• Rows:
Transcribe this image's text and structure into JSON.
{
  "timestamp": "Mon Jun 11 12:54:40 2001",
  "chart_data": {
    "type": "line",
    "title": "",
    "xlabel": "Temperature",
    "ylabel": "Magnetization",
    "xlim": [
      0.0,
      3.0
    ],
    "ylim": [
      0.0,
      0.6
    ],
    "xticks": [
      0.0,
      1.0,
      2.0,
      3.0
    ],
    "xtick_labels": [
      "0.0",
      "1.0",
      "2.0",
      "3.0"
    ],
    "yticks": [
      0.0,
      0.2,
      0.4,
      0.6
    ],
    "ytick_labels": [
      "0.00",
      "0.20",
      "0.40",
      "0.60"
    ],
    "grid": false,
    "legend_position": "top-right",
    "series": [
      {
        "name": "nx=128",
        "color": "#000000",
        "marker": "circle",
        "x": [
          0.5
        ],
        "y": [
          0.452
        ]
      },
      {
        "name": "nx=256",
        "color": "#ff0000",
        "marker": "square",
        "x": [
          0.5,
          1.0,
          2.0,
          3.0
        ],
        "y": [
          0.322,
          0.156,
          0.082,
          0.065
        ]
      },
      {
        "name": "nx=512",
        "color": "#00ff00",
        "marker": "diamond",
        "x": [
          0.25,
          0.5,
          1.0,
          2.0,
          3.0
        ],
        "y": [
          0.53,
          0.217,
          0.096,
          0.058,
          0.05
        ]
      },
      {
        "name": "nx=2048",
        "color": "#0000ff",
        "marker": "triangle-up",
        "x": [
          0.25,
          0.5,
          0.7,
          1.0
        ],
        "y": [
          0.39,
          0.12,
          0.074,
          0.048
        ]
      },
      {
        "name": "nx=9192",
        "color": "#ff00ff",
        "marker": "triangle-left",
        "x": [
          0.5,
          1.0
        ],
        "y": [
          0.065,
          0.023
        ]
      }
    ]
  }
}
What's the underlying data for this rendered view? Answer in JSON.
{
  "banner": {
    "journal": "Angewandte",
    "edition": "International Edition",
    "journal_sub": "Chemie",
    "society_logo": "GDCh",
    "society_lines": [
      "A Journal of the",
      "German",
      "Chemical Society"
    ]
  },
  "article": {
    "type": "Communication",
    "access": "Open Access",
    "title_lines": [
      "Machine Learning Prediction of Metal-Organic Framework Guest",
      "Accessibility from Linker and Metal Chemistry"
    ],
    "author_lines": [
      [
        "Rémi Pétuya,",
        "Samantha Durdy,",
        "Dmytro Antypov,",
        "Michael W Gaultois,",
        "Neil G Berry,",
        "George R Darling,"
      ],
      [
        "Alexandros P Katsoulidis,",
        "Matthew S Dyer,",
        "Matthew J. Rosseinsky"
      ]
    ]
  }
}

• What is asked: Go through the listing above and restate it word for word.

• Written answer:
Transcribe this image's text and structure into JSON.
{
  "timestamp": "Mon Jun 11 12:54:40 2001",
  "chart_data": {
    "type": "line",
    "title": "",
    "xlabel": "Temperature",
    "ylabel": "Magnetization",
    "xlim": [
      0.0,
      3.0
    ],
    "ylim": [
      0.0,
      0.6
    ],
    "xticks": [
      0.0,
      1.0,
      2.0,
      3.0
    ],
    "xtick_labels": [
      "0.0",
      "1.0",
      "2.0",
      "3.0"
    ],
    "yticks": [
      0.0,
      0.2,
      0.4,
      0.6
    ],
    "ytick_labels": [
      "0.00",
      "0.20",
      "0.40",
      "0.60"
    ],
    "grid": false,
    "legend_position": "top-right",
    "series": [
      {
        "name": "nx=128",
        "color": "#000000",
        "marker": "circle",
        "x": [
          0.5
        ],
        "y": [
          0.452
        ]
      },
      {
        "name": "nx=256",
        "color": "#ff0000",
        "marker": "square",
        "x": [
          0.5,
          1.0,
          2.0,
          3.0
        ],
        "y": [
          0.322,
          0.156,
          0.082,
          0.065
        ]
      },
      {
        "name": "nx=512",
        "color": "#00ff00",
        "marker": "diamond",
        "x": [
          0.25,
          0.5,
          1.0,
          2.0,
          3.0
        ],
        "y": [
          0.53,
          0.217,
          0.096,
          0.058,
          0.05
        ]
      },
      {
        "name": "nx=2048",
        "color": "#0000ff",
        "marker": "triangle-up",
        "x": [
          0.25,
          0.5,
          0.7,
          1.0
        ],
        "y": [
          0.39,
          0.12,
          0.074,
          0.048
        ]
      },
      {
        "name": "nx=9192",
        "color": "#ff00ff",
        "marker": "triangle-left",
        "x": [
          0.5,
          1.0
        ],
        "y": [
          0.065,
          0.023
        ]
      }
    ]
  }
}
What's the underlying data for this rendered view? Answer in JSON.
{
  "banner": {
    "journal": "Angewandte",
    "edition": "International Edition",
    "journal_sub": "Chemie",
    "society_logo": "GDCh",
    "society_lines": [
      "A Journal of the",
      "German",
      "Chemical Society"
    ]
  },
  "article": {
    "type": "Communication",
    "access": "Open Access",
    "title_lines": [
      "Machine Learning Prediction of Metal-Organic Framework Guest",
      "Accessibility from Linker and Metal Chemistry"
    ],
    "author_lines": [
      [
        "Rémi Pétuya,",
        "Samantha Durdy,",
        "Dmytro Antypov,",
        "Michael W Gaultois,",
        "Neil G Berry,",
        "George R Darling,"
      ],
      [
        "Alexandros P Katsoulidis,",
        "Matthew S Dyer,",
        "Matthew J. Rosseinsky"
      ]
    ]
  }
}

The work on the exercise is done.